-- THE PROBLEM --
Copy the lines of the records starting at the one containing "y-tick-label: 3.0 (17, 56, 34, 70)" and ending at the one containing "bar-chart: 3.0 2.5", substituting "label-backdrop" for "data-label-background" wherever it occurs. Leave all other text in those lines unchanged.

-- Layout region records --
^^^^^^^^^^^^^^^^

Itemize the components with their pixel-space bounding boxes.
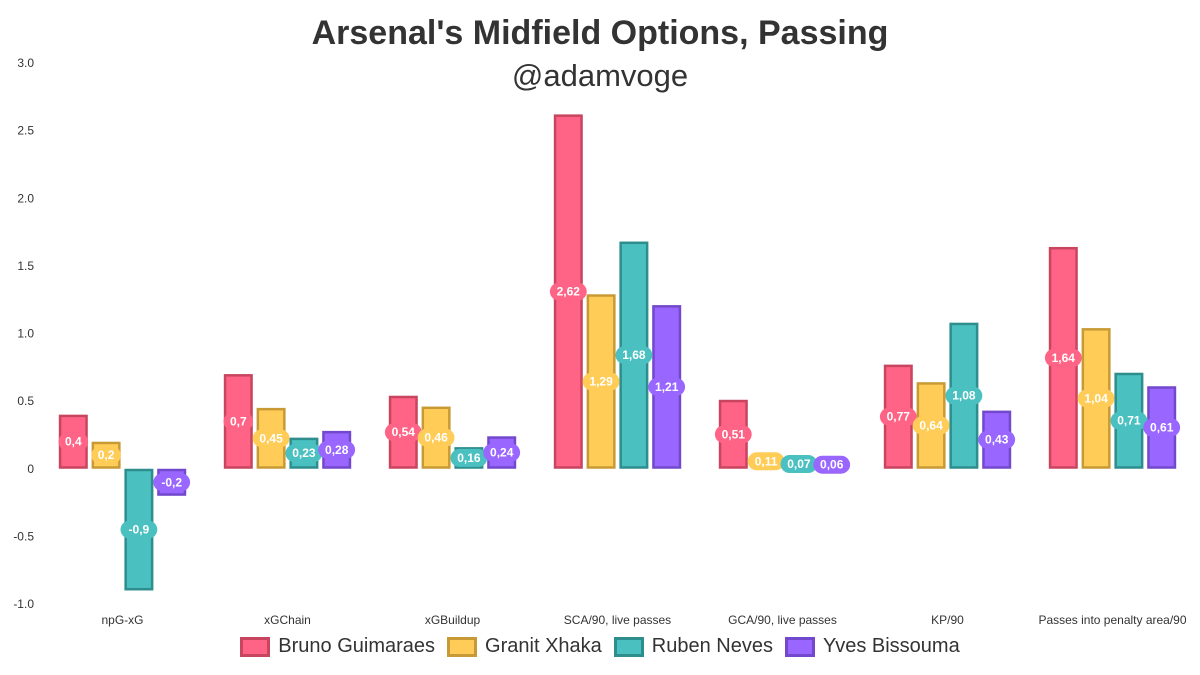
y-tick-label: 3.0 (17, 56, 34, 70)
y-tick-label: -1.0 (13, 597, 34, 611)
data-label-background (285, 444, 323, 463)
data-label: 0,28 (325, 443, 349, 457)
x-axis: npG-xG xGChain xGBuildup SCA/90, live passe… (101, 613, 1186, 627)
y-tick-label: 2.5 (17, 124, 34, 138)
data-label: 0,06 (820, 458, 844, 472)
data-label: -0,2 (161, 475, 182, 489)
data-label-background (714, 425, 752, 444)
data-label: 0,64 (919, 418, 943, 432)
data-label-background (450, 448, 488, 467)
x-tick-label: xGBuildup (425, 613, 481, 627)
data-label: 0,43 (985, 433, 1009, 447)
data-label-background (582, 372, 620, 391)
legend: Bruno Guimaraes Granit Xhaka Ruben Neves Yv… (0, 635, 1200, 658)
bar-chart: 3.0 2.5 2.0 1.5 1.0 0.5 0 -0.5 -1.0 0,4 0,2 -0,9 -0… (13, 56, 1187, 627)
data-label: 0,61 (1150, 420, 1174, 434)
data-label: 1,68 (622, 348, 646, 362)
data-label: -0,9 (129, 523, 150, 537)
data-label: 0,71 (1117, 414, 1141, 428)
data-label-background (1077, 389, 1115, 408)
data-label-background (120, 520, 158, 539)
data-label-background (384, 423, 422, 442)
data-label: 0,23 (292, 446, 316, 460)
legend-label: Bruno Guimaraes (278, 635, 436, 657)
data-label: 1,08 (952, 389, 976, 403)
data-label: 2,62 (557, 285, 581, 299)
data-label: 1,64 (1052, 351, 1076, 365)
data-label-background (912, 416, 950, 435)
legend-item[interactable]: Bruno Guimaraes (240, 635, 435, 658)
y-axis: 3.0 2.5 2.0 1.5 1.0 0.5 0 -0.5 -1.0 (13, 56, 34, 611)
data-label-background (780, 455, 818, 474)
data-label-background (945, 386, 983, 405)
data-label: 0,07 (787, 457, 811, 471)
data-label: 0,54 (392, 425, 416, 439)
legend-label: Granit Xhaka (485, 635, 602, 657)
data-label-background (252, 429, 290, 448)
data-label-background (1143, 418, 1181, 437)
data-label: 0,77 (887, 410, 911, 424)
data-label-background (1044, 348, 1082, 367)
chart-title: Arsenal's Midfield Options, Passing (311, 14, 889, 52)
y-tick-label: 2.0 (17, 191, 34, 205)
legend-label: Yves Bissouma (822, 635, 960, 657)
legend-swatch (240, 636, 271, 657)
x-tick-label: SCA/90, live passes (564, 613, 671, 627)
data-label: 0,7 (230, 414, 247, 428)
data-label-background (879, 407, 917, 426)
data-label: 0,2 (98, 448, 115, 462)
data-label-background (223, 412, 254, 431)
data-label: 0,4 (65, 435, 82, 449)
data-label-background (58, 432, 89, 451)
data-label-background (318, 440, 356, 459)
data-label-background (1110, 411, 1148, 430)
chart-subtitle: @adamvoge (511, 58, 689, 93)
data-labels: 0,4 0,2 -0,9 -0,2 0,7 0,45 0,23 0,28 0,54 0,46 0,1… (58, 282, 1181, 539)
data-label-background (153, 473, 191, 492)
y-tick-label: 1.0 (17, 327, 34, 341)
data-label: 1,04 (1084, 391, 1108, 405)
y-tick-label: -0.5 (13, 529, 34, 543)
legend-swatch (447, 636, 478, 657)
data-label-background (813, 455, 851, 474)
y-tick-label: 0 (27, 462, 34, 476)
legend-label: Ruben Neves (651, 635, 773, 657)
data-label: 0,24 (490, 446, 514, 460)
data-label: 1,29 (589, 375, 613, 389)
x-tick-label: Passes into penalty area/90 (1038, 613, 1186, 627)
data-label: 0,51 (722, 427, 746, 441)
legend-swatch (784, 636, 815, 657)
data-label-background (417, 428, 455, 447)
x-tick-label: npG-xG (101, 613, 143, 627)
y-tick-label: 0.5 (17, 394, 34, 408)
data-label: 0,46 (424, 431, 448, 445)
x-tick-label: GCA/90, live passes (728, 613, 837, 627)
x-tick-label: KP/90 (931, 613, 964, 627)
data-label: 0,11 (755, 454, 778, 468)
data-label-background (483, 443, 521, 462)
data-label-background (549, 282, 587, 301)
legend-item[interactable]: Ruben Neves (613, 635, 773, 658)
legend-item[interactable]: Yves Bissouma (784, 635, 960, 658)
data-label-background (648, 377, 686, 396)
data-label-background (615, 346, 653, 365)
data-label: 0,45 (259, 431, 283, 445)
legend-swatch (613, 636, 644, 657)
x-tick-label: xGChain (264, 613, 311, 627)
y-tick-label: 1.5 (17, 259, 34, 273)
legend-item[interactable]: Granit Xhaka (447, 635, 602, 658)
data-label-background (91, 446, 121, 465)
data-label: 0,16 (457, 451, 481, 465)
data-label: 1,21 (655, 380, 679, 394)
data-label-background (747, 452, 785, 471)
data-label-background (978, 430, 1016, 449)
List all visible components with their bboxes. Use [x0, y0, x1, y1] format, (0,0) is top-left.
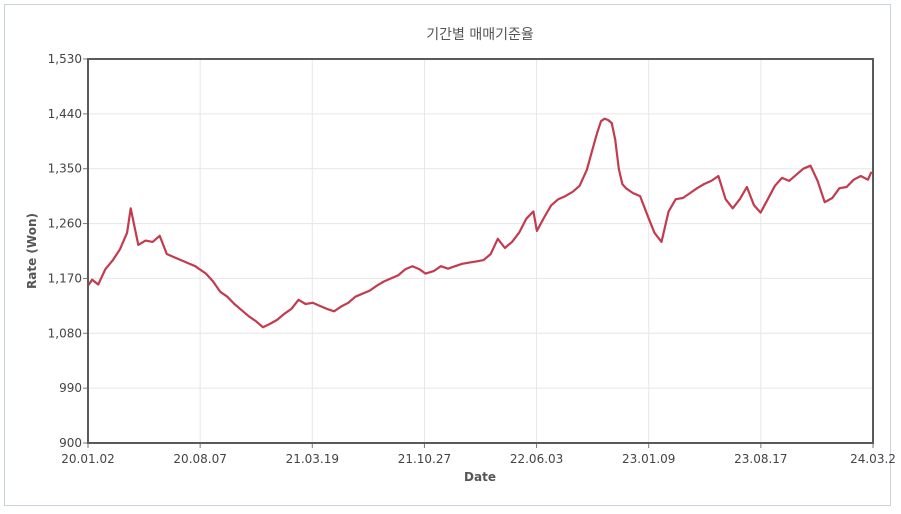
y-tick-label: 1,440 [48, 107, 82, 121]
x-tick-label: 20.08.07 [173, 452, 226, 466]
x-axis-ticks: 20.01.02 20.08.07 21.03.19 21.10.27 22.06.03… [61, 452, 896, 466]
series-line [87, 117, 873, 329]
y-tick-label: 1,080 [48, 326, 82, 340]
y-axis-ticks: 900 990 1,080 1,170 1,260 1,350 1,440 1,530 [48, 52, 82, 450]
plot-area [88, 59, 873, 443]
x-tick-label: 21.10.27 [398, 452, 451, 466]
series-group [87, 117, 873, 329]
y-tick-label: 990 [59, 381, 82, 395]
y-tick-label: 1,350 [48, 162, 82, 176]
plot-border [87, 58, 874, 444]
x-tick-label: 24.03.2 [850, 452, 896, 466]
x-tick-label: 20.01.02 [61, 452, 114, 466]
grid-lines [83, 58, 874, 448]
x-tick-label: 23.01.09 [622, 452, 675, 466]
x-axis-label: Date [464, 470, 496, 484]
x-tick-label: 23.08.17 [734, 452, 787, 466]
y-tick-label: 1,170 [48, 271, 82, 285]
x-tick-label: 21.03.19 [286, 452, 339, 466]
x-tick-label: 22.06.03 [510, 452, 563, 466]
chart-title: 기간별 매매기준율 [426, 27, 534, 43]
y-tick-label: 1,530 [48, 52, 82, 66]
y-tick-label: 900 [59, 436, 82, 450]
y-tick-label: 1,260 [48, 217, 82, 231]
y-axis-label: Rate (Won) [25, 213, 39, 289]
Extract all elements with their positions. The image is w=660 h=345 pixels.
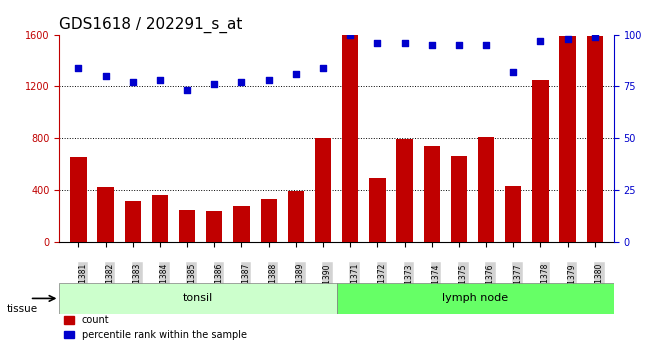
Point: [263, 77, 274, 83]
Text: GSM51372: GSM51372: [378, 263, 386, 304]
Bar: [70, 157, 86, 241]
Text: GSM51377: GSM51377: [513, 263, 522, 305]
Bar: [397, 139, 412, 241]
Bar: [505, 186, 521, 242]
Point: [182, 88, 193, 93]
Text: GSM51385: GSM51385: [187, 263, 196, 304]
Bar: [478, 137, 494, 242]
Text: tonsil: tonsil: [183, 294, 213, 303]
Point: [290, 71, 301, 77]
Bar: [560, 36, 576, 242]
Text: GSM51373: GSM51373: [405, 263, 414, 305]
Text: GSM51382: GSM51382: [106, 263, 115, 304]
Text: GSM51381: GSM51381: [79, 263, 87, 304]
Text: GSM51388: GSM51388: [269, 263, 278, 304]
Text: GSM51371: GSM51371: [350, 263, 359, 304]
Bar: [234, 206, 249, 242]
Bar: [152, 195, 168, 242]
Bar: [532, 80, 548, 242]
Text: lymph node: lymph node: [442, 294, 508, 303]
Point: [209, 81, 220, 87]
Text: GSM51378: GSM51378: [541, 263, 549, 304]
Text: GSM51375: GSM51375: [459, 263, 468, 305]
Text: GDS1618 / 202291_s_at: GDS1618 / 202291_s_at: [59, 17, 243, 33]
Text: GSM51380: GSM51380: [595, 263, 604, 304]
Point: [154, 77, 165, 83]
Point: [508, 69, 519, 75]
Bar: [451, 156, 467, 241]
Point: [562, 36, 573, 41]
Bar: [587, 36, 603, 242]
Point: [535, 38, 546, 43]
Bar: [261, 199, 277, 242]
Bar: [424, 146, 440, 242]
Point: [453, 42, 464, 48]
Bar: [315, 138, 331, 241]
FancyBboxPatch shape: [59, 283, 337, 314]
Point: [426, 42, 437, 48]
Point: [589, 34, 600, 39]
Text: GSM51384: GSM51384: [160, 263, 169, 304]
Bar: [369, 178, 385, 242]
Point: [399, 40, 410, 46]
Text: GSM51386: GSM51386: [214, 263, 223, 304]
Bar: [206, 211, 222, 241]
Text: GSM51379: GSM51379: [568, 263, 577, 305]
Bar: [342, 34, 358, 242]
Bar: [288, 191, 304, 242]
Point: [100, 73, 111, 79]
Text: GSM51390: GSM51390: [323, 263, 332, 305]
FancyBboxPatch shape: [337, 283, 614, 314]
Text: tissue: tissue: [7, 304, 38, 314]
Point: [236, 79, 247, 85]
Text: GSM51383: GSM51383: [133, 263, 142, 304]
Point: [317, 65, 328, 70]
Point: [480, 42, 491, 48]
Point: [345, 32, 356, 37]
Point: [372, 40, 383, 46]
Point: [127, 79, 138, 85]
Bar: [179, 210, 195, 241]
Legend: count, percentile rank within the sample: count, percentile rank within the sample: [64, 315, 247, 340]
Point: [73, 65, 84, 70]
Bar: [98, 187, 114, 241]
Text: GSM51389: GSM51389: [296, 263, 305, 304]
Text: GSM51387: GSM51387: [242, 263, 251, 304]
Text: GSM51374: GSM51374: [432, 263, 441, 305]
Bar: [125, 201, 141, 242]
Text: GSM51376: GSM51376: [486, 263, 495, 305]
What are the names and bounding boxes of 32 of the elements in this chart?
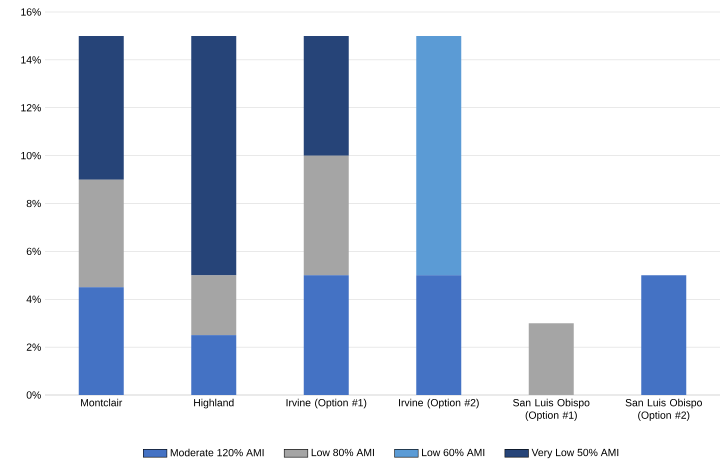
bar (304, 36, 349, 156)
y-tick-label: 12% (21, 104, 41, 112)
bar (191, 275, 236, 336)
bar (416, 275, 462, 395)
y-tick-label: 16% (21, 8, 41, 16)
y-tick-label: 6% (26, 248, 41, 256)
y-tick-label: 8% (26, 200, 41, 208)
y-tick-label: 10% (21, 152, 41, 160)
legend-label: Low 60% AMI (422, 448, 484, 456)
y-tick-label: 2% (26, 343, 41, 351)
y-tick-label: 14% (21, 56, 41, 64)
bar (191, 36, 236, 276)
x-tick-label: Montclair (81, 398, 122, 406)
bar (416, 36, 462, 276)
legend-label: Low 80% AMI (312, 448, 374, 456)
bar (304, 275, 349, 395)
bar (641, 275, 686, 395)
bar (78, 180, 124, 288)
x-tick-label: Irvine (Option #1) (286, 398, 366, 408)
bar (304, 156, 349, 276)
x-tick-label: Irvine (Option #2) (399, 398, 479, 408)
bar (78, 287, 124, 395)
bar (191, 335, 236, 395)
x-tick-label: San Luis Obispo (Option #1) (513, 398, 590, 421)
bar (78, 36, 124, 180)
x-tick-label: Highland (194, 398, 234, 408)
x-tick-label: San Luis Obispo (Option #2) (626, 398, 702, 421)
y-tick-label: 4% (26, 296, 41, 303)
bar (528, 323, 574, 395)
legend-label: Moderate 120% AMI (170, 448, 264, 456)
legend-label: Very Low 50% AMI (532, 448, 618, 458)
y-tick-label: 0% (26, 391, 41, 399)
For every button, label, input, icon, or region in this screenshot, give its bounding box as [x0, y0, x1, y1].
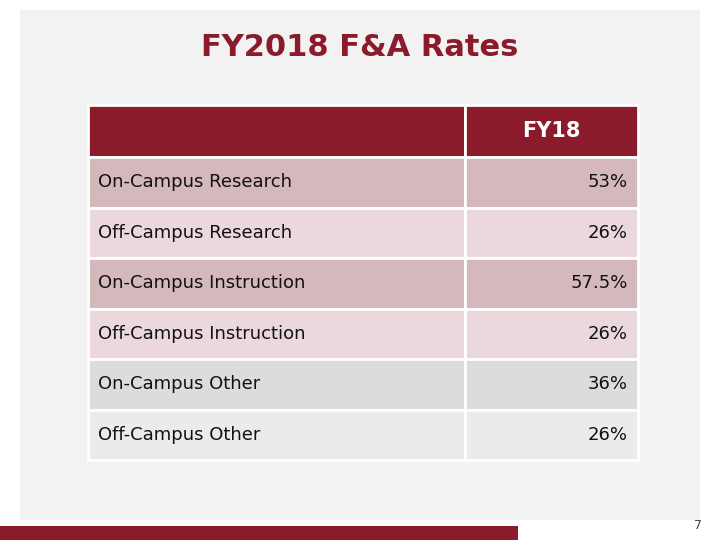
Text: 26%: 26%	[588, 325, 628, 343]
Bar	[88, 258, 464, 308]
Text: Off-Campus Other: Off-Campus Other	[98, 426, 261, 444]
Bar	[464, 409, 638, 460]
Text: On-Campus Research: On-Campus Research	[98, 173, 292, 191]
Bar	[88, 308, 464, 359]
Bar	[464, 157, 638, 207]
Text: On-Campus Instruction: On-Campus Instruction	[98, 274, 305, 292]
Text: Off-Campus Research: Off-Campus Research	[98, 224, 292, 242]
Bar	[464, 308, 638, 359]
Bar	[0, 526, 518, 540]
Bar	[464, 207, 638, 258]
Text: Off-Campus Instruction: Off-Campus Instruction	[98, 325, 305, 343]
Bar	[88, 157, 464, 207]
Bar	[464, 359, 638, 409]
Text: FY2018 F&A Rates: FY2018 F&A Rates	[202, 33, 518, 63]
Bar	[88, 207, 464, 258]
Text: 57.5%: 57.5%	[571, 274, 628, 292]
Text: FY18: FY18	[522, 121, 580, 141]
Text: 53%: 53%	[588, 173, 628, 191]
Text: 26%: 26%	[588, 224, 628, 242]
Bar	[88, 359, 464, 409]
Bar	[464, 105, 638, 157]
Bar	[464, 258, 638, 308]
Text: 26%: 26%	[588, 426, 628, 444]
Text: 36%: 36%	[588, 375, 628, 393]
Text: 7: 7	[694, 519, 702, 532]
Bar	[88, 409, 464, 460]
Text: On-Campus Other: On-Campus Other	[98, 375, 260, 393]
Bar	[88, 105, 464, 157]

^^^^^^^^^^^^^^^^

-- WRITTEN SOLUTION --
y-tick-label: 3.0 (17, 56, 34, 70)
y-tick-label: -1.0 (13, 597, 34, 611)
label-backdrop (285, 444, 323, 463)
data-label: 0,28 (325, 443, 349, 457)
x-axis: npG-xG xGChain xGBuildup SCA/90, live passe… (101, 613, 1186, 627)
y-tick-label: 2.5 (17, 124, 34, 138)
data-label: 0,06 (820, 458, 844, 472)
data-label: -0,2 (161, 475, 182, 489)
label-backdrop (714, 425, 752, 444)
data-label: 0,64 (919, 418, 943, 432)
label-backdrop (450, 448, 488, 467)
x-tick-label: xGBuildup (425, 613, 481, 627)
data-label: 0,43 (985, 433, 1009, 447)
label-backdrop (582, 372, 620, 391)
legend: Bruno Guimaraes Granit Xhaka Ruben Neves Yv… (0, 635, 1200, 658)
bar-chart: 3.0 2.5 2.0 1.5 1.0 0.5 0 -0.5 -1.0 0,4 0,2 -0,9 -0… (13, 56, 1187, 627)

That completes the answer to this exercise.